■ SELECTED TEXT:
-*-

I have a data table like dt below. It's mostly complete, but has a few missing values that I'm trying to fill in a reasonable way.
set.seed(2015)
require(data.table)
dt<-data.table(id=1:10, x=sample(letters[1:3],10,replace=TRUE), y=sample(letters[4:6],10,replace=TRUE), key="id")
dt[sample(10,3), y:=""]
dt
id x y
1: 1 a f
2: 2 c
3: 3 a d
4: 4 a
5: 5 a f
6: 6 b f
7: 7 b
8: 8 a d
9: 9 b f
10: 10 b e
For each missing y, I would like to set the y value equal to the most frequent (non blank) y value for its class in x. In the case of a tie, choose a random y of the tied winners. If no winner exists, leave y blank. In this example my data table should get transformed to
id x y
1: 1 a f
2: 2 c
3: 3 a d
4: 4 a d
5: 5 a f
6: 6 b f
7: 7 b f
8: 8 a d
9: 9 b f
10: 10 b e
or
id x y
1: 1 a f
2: 2 c
3: 3 a d
4: 4 a f
5: 5 a f
6: 6 b f
7: 7 b f
8: 8 a d
9: 9 b f
10: 10 b e
(the y value in row 4 could become d or f)
Couldn't figure out an efficient way to do this.

-*-

■ WORK ORDER 1:
In the data table question, what should happen to a missing y value when no winner exists for its class in x?
■ WORK ORDER 2:
Reproduce word for word the part of the data table question from "I have a data" to "require(data.table)".

-*-

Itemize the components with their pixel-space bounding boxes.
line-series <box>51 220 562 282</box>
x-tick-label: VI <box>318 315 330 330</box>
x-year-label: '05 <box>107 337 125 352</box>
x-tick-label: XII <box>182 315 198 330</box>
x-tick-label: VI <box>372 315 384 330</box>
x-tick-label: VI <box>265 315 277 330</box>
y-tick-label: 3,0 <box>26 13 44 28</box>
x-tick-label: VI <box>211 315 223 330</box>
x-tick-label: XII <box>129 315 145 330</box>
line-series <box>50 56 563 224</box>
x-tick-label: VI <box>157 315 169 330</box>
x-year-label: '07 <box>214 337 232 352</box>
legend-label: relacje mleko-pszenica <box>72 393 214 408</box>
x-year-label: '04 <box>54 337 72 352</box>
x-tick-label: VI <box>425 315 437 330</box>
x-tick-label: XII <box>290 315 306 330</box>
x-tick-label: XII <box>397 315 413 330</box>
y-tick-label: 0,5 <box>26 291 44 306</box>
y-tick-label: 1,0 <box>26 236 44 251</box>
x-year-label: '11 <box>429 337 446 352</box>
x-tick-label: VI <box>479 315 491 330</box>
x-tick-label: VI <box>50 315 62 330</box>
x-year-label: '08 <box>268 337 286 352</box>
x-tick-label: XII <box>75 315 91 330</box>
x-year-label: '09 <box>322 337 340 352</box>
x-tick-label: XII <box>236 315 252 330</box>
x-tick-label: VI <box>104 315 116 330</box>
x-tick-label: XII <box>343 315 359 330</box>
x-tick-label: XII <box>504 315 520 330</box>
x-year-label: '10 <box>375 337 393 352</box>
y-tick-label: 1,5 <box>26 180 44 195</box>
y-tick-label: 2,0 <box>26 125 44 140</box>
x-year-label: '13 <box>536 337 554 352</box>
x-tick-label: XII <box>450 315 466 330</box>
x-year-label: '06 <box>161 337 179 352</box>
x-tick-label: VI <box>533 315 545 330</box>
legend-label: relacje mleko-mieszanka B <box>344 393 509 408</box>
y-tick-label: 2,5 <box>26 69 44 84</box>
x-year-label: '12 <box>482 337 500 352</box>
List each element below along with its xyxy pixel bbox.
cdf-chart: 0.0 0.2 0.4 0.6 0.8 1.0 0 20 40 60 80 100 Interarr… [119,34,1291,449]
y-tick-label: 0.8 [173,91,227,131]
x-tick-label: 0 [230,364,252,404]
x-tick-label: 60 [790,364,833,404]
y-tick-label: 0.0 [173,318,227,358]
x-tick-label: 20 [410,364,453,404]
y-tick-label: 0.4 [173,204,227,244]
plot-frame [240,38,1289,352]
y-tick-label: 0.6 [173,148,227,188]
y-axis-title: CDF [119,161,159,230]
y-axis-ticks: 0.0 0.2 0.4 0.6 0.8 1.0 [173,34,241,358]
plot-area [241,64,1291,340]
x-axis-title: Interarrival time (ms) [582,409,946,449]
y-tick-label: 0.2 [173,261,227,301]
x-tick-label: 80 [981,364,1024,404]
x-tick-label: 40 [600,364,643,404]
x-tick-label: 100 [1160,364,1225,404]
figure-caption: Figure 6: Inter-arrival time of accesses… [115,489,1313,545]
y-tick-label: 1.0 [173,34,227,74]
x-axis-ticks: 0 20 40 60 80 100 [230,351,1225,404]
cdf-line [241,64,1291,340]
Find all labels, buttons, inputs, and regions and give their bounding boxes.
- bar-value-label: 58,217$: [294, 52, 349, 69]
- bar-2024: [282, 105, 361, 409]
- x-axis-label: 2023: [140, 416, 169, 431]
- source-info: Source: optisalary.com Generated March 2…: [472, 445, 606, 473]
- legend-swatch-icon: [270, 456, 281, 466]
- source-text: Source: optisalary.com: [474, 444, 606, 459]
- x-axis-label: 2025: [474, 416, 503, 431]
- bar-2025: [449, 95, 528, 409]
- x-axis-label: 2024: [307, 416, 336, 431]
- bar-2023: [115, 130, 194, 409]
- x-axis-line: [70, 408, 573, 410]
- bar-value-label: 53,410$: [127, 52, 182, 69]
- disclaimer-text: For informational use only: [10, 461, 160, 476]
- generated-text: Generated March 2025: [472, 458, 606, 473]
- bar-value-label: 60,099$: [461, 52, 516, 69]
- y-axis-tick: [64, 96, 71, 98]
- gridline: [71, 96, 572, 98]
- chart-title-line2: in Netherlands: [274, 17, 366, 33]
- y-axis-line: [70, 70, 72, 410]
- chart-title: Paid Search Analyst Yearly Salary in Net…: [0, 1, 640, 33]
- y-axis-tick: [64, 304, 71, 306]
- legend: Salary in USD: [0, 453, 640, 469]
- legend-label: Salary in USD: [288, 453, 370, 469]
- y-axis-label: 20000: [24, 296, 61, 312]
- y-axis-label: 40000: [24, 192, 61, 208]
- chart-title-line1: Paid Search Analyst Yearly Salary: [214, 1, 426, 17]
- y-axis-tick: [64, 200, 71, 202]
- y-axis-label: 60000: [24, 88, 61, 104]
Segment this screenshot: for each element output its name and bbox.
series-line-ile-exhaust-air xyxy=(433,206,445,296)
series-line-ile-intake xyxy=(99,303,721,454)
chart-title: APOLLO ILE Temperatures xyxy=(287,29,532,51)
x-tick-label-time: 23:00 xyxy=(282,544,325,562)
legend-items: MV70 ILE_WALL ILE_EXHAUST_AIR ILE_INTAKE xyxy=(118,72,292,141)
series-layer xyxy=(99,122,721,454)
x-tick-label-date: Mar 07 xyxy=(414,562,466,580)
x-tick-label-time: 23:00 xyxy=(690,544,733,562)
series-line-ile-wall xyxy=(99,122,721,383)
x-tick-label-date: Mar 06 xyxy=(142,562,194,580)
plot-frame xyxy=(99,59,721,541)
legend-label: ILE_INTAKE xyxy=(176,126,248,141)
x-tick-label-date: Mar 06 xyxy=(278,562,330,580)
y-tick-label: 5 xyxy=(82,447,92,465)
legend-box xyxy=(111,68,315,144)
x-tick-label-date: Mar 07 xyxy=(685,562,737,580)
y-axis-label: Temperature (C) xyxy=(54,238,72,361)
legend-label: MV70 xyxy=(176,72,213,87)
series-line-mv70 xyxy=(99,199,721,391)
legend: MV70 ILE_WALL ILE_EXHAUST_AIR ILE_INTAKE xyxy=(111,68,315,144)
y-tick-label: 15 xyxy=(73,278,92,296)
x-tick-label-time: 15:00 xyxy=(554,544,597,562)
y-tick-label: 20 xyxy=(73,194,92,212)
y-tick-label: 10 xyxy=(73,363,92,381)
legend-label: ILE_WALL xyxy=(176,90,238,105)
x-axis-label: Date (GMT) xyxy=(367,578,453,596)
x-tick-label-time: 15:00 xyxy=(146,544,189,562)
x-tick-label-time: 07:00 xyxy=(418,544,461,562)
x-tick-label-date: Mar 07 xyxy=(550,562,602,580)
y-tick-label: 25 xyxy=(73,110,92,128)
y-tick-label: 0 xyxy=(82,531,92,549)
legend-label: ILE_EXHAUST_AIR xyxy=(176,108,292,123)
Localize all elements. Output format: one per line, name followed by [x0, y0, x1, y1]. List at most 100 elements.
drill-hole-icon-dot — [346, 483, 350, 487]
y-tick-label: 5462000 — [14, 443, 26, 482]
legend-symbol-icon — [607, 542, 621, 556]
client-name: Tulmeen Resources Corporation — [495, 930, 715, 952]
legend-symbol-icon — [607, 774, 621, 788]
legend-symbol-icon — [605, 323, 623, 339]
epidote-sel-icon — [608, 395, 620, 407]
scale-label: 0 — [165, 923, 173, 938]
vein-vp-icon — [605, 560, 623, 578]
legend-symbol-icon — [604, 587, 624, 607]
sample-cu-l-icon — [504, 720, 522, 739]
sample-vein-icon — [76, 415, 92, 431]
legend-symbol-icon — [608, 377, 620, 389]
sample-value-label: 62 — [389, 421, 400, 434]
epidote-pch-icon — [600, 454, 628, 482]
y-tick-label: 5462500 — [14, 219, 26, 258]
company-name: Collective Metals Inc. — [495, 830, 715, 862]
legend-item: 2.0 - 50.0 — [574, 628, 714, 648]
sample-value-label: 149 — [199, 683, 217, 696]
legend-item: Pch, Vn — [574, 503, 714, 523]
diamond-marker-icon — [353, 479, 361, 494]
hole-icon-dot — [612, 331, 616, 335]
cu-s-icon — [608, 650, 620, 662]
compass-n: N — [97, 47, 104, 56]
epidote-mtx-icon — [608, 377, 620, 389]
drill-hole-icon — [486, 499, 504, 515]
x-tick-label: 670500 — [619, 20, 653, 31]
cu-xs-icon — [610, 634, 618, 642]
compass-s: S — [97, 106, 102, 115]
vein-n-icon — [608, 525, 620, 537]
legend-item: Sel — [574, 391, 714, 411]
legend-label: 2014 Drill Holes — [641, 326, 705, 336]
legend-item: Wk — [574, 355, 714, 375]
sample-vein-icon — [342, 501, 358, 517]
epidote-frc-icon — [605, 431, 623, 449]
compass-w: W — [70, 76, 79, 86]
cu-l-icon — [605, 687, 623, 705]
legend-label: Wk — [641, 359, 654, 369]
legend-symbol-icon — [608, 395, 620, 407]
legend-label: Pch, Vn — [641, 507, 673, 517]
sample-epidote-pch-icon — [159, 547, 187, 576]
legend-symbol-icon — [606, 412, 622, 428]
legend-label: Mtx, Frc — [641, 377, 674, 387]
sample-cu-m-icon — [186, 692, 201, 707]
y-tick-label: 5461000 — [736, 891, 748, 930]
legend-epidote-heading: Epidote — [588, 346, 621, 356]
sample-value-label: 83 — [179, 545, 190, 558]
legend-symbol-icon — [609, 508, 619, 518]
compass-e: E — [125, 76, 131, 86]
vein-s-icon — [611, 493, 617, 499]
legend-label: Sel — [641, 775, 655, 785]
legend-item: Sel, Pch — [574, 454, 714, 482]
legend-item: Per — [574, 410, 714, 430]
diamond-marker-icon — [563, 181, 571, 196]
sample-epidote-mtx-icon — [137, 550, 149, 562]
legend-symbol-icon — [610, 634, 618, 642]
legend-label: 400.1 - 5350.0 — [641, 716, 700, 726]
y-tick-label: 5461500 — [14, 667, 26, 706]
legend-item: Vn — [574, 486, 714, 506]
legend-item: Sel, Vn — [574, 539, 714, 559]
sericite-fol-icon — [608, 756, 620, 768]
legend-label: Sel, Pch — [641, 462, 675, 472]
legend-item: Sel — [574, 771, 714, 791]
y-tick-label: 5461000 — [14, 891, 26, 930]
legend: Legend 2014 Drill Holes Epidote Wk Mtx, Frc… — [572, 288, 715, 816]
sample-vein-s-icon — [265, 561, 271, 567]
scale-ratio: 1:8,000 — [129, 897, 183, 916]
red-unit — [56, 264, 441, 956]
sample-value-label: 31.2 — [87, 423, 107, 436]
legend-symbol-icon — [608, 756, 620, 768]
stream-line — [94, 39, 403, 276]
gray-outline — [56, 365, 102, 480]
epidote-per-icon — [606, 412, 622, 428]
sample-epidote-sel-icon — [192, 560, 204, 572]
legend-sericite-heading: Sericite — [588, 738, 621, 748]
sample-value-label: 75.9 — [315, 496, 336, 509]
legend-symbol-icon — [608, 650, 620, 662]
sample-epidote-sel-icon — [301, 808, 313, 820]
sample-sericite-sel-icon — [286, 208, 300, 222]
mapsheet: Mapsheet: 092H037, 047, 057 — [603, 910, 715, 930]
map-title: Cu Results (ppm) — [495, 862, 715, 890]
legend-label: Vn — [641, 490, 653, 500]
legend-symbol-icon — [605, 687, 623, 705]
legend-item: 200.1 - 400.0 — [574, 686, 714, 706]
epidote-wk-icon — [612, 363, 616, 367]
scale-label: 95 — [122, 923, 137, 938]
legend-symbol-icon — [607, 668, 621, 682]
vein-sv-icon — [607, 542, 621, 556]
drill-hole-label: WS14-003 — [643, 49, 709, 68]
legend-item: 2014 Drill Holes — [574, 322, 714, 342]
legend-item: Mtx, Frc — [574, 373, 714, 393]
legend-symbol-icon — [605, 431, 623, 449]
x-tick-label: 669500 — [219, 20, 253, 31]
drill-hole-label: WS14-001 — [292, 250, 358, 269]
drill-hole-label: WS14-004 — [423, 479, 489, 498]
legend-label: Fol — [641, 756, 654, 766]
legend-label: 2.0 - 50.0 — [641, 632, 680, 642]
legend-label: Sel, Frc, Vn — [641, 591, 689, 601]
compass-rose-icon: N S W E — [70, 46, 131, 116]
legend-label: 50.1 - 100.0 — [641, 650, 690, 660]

-*-

■ WRITTEN ANSWER 1:
It should be left blank.

■ WRITTEN ANSWER 2:
I have a data table like dt below. It's mostly complete, but has a few missing values that I'm trying to fill in a reasonable way.
set.seed(2015)
require(data.table)